GIVEN PROBLEM
Each line that follows is to be retyped exactly.

DATA TO PROCESS
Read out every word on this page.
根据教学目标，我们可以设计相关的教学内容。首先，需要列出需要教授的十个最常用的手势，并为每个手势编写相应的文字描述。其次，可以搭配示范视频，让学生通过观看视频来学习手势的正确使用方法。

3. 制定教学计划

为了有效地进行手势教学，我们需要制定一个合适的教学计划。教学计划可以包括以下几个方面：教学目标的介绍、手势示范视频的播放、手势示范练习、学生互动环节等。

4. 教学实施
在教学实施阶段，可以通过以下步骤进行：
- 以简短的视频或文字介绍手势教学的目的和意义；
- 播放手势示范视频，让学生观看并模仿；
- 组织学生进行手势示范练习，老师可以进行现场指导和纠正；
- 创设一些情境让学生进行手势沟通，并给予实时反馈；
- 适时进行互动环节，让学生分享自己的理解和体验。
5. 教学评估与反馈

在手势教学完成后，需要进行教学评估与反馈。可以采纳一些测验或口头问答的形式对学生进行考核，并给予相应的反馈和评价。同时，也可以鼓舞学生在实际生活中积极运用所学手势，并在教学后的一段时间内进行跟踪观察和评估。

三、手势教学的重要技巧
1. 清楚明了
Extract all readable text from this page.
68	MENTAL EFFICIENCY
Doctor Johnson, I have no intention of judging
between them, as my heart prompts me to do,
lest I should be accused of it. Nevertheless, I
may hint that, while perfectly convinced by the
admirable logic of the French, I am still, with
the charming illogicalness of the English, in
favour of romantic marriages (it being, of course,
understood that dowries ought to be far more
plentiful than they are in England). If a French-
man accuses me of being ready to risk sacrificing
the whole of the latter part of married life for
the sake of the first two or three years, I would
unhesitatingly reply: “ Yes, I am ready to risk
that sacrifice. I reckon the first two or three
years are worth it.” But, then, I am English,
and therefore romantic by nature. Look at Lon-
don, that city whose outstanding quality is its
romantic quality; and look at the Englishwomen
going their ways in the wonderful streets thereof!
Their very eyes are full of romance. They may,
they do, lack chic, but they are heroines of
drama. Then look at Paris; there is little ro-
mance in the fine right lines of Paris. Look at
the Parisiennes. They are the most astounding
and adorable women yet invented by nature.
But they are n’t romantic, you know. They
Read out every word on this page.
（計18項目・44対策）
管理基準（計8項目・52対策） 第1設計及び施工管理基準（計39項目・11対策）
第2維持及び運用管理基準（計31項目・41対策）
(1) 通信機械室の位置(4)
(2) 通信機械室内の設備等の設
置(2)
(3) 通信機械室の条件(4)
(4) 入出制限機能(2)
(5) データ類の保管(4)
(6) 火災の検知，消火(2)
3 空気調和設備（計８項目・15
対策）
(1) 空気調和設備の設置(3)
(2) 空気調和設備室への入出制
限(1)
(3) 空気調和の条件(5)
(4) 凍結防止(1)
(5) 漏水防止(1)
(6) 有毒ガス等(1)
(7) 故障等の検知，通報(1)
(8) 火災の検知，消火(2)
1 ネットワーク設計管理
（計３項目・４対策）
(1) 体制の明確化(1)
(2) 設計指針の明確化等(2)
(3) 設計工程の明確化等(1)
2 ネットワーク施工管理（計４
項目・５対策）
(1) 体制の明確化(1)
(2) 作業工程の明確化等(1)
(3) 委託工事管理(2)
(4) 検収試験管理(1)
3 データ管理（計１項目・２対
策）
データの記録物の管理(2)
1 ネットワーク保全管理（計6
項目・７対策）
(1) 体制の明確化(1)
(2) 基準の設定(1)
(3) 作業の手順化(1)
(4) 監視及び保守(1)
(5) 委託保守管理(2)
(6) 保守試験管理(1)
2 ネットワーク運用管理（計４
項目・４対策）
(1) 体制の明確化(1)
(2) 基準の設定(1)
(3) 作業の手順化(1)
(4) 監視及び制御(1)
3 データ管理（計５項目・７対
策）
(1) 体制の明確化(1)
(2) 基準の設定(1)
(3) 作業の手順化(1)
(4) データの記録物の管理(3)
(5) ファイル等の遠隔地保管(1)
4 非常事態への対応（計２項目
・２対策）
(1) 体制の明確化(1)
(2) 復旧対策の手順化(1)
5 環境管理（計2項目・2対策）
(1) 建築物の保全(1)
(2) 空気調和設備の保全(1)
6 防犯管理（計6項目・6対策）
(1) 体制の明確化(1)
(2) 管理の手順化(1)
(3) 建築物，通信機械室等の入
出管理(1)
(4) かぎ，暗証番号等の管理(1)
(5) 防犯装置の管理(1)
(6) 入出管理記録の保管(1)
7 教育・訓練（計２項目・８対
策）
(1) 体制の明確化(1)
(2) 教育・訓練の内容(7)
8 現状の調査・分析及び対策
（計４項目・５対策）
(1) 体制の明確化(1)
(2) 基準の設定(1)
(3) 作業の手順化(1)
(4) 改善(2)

ANSWER TO THE TASK
Read out every word on this page.
根据教学目标，我们可以设计相关的教学内容。首先，需要列出需要教授的十个最常用的手势，并为每个手势编写相应的文字描述。其次，可以搭配示范视频，让学生通过观看视频来学习手势的正确使用方法。

3. 制定教学计划

为了有效地进行手势教学，我们需要制定一个合适的教学计划。教学计划可以包括以下几个方面：教学目标的介绍、手势示范视频的播放、手势示范练习、学生互动环节等。

4. 教学实施
在教学实施阶段，可以通过以下步骤进行：
- 以简短的视频或文字介绍手势教学的目的和意义；
- 播放手势示范视频，让学生观看并模仿；
- 组织学生进行手势示范练习，老师可以进行现场指导和纠正；
- 创设一些情境让学生进行手势沟通，并给予实时反馈；
- 适时进行互动环节，让学生分享自己的理解和体验。
5. 教学评估与反馈

在手势教学完成后，需要进行教学评估与反馈。可以采纳一些测验或口头问答的形式对学生进行考核，并给予相应的反馈和评价。同时，也可以鼓舞学生在实际生活中积极运用所学手势，并在教学后的一段时间内进行跟踪观察和评估。

三、手势教学的重要技巧
1. 清楚明了
Extract all readable text from this page.
68	MENTAL EFFICIENCY
Doctor Johnson, I have no intention of judging
between them, as my heart prompts me to do,
lest I should be accused of it. Nevertheless, I
may hint that, while perfectly convinced by the
admirable logic of the French, I am still, with
the charming illogicalness of the English, in
favour of romantic marriages (it being, of course,
understood that dowries ought to be far more
plentiful than they are in England). If a French-
man accuses me of being ready to risk sacrificing
the whole of the latter part of married life for
the sake of the first two or three years, I would
unhesitatingly reply: “ Yes, I am ready to risk
that sacrifice. I reckon the first two or three
years are worth it.” But, then, I am English,
and therefore romantic by nature. Look at Lon-
don, that city whose outstanding quality is its
romantic quality; and look at the Englishwomen
going their ways in the wonderful streets thereof!
Their very eyes are full of romance. They may,
they do, lack chic, but they are heroines of
drama. Then look at Paris; there is little ro-
mance in the fine right lines of Paris. Look at
the Parisiennes. They are the most astounding
and adorable women yet invented by nature.
But they are n’t romantic, you know. They
Read out every word on this page.
（計18項目・44対策）
管理基準（計8項目・52対策） 第1設計及び施工管理基準（計39項目・11対策）
第2維持及び運用管理基準（計31項目・41対策）
(1) 通信機械室の位置(4)
(2) 通信機械室内の設備等の設
置(2)
(3) 通信機械室の条件(4)
(4) 入出制限機能(2)
(5) データ類の保管(4)
(6) 火災の検知，消火(2)
3 空気調和設備（計８項目・15
対策）
(1) 空気調和設備の設置(3)
(2) 空気調和設備室への入出制
限(1)
(3) 空気調和の条件(5)
(4) 凍結防止(1)
(5) 漏水防止(1)
(6) 有毒ガス等(1)
(7) 故障等の検知，通報(1)
(8) 火災の検知，消火(2)
1 ネットワーク設計管理
（計３項目・４対策）
(1) 体制の明確化(1)
(2) 設計指針の明確化等(2)
(3) 設計工程の明確化等(1)
2 ネットワーク施工管理（計４
項目・５対策）
(1) 体制の明確化(1)
(2) 作業工程の明確化等(1)
(3) 委託工事管理(2)
(4) 検収試験管理(1)
3 データ管理（計１項目・２対
策）
データの記録物の管理(2)
1 ネットワーク保全管理（計6
項目・７対策）
(1) 体制の明確化(1)
(2) 基準の設定(1)
(3) 作業の手順化(1)
(4) 監視及び保守(1)
(5) 委託保守管理(2)
(6) 保守試験管理(1)
2 ネットワーク運用管理（計４
項目・４対策）
(1) 体制の明確化(1)
(2) 基準の設定(1)
(3) 作業の手順化(1)
(4) 監視及び制御(1)
3 データ管理（計５項目・７対
策）
(1) 体制の明確化(1)
(2) 基準の設定(1)
(3) 作業の手順化(1)
(4) データの記録物の管理(3)
(5) ファイル等の遠隔地保管(1)
4 非常事態への対応（計２項目
・２対策）
(1) 体制の明確化(1)
(2) 復旧対策の手順化(1)
5 環境管理（計2項目・2対策）
(1) 建築物の保全(1)
(2) 空気調和設備の保全(1)
6 防犯管理（計6項目・6対策）
(1) 体制の明確化(1)
(2) 管理の手順化(1)
(3) 建築物，通信機械室等の入
出管理(1)
(4) かぎ，暗証番号等の管理(1)
(5) 防犯装置の管理(1)
(6) 入出管理記録の保管(1)
7 教育・訓練（計２項目・８対
策）
(1) 体制の明確化(1)
(2) 教育・訓練の内容(7)
8 現状の調査・分析及び対策
（計４項目・５対策）
(1) 体制の明確化(1)
(2) 基準の設定(1)
(3) 作業の手順化(1)
(4) 改善(2)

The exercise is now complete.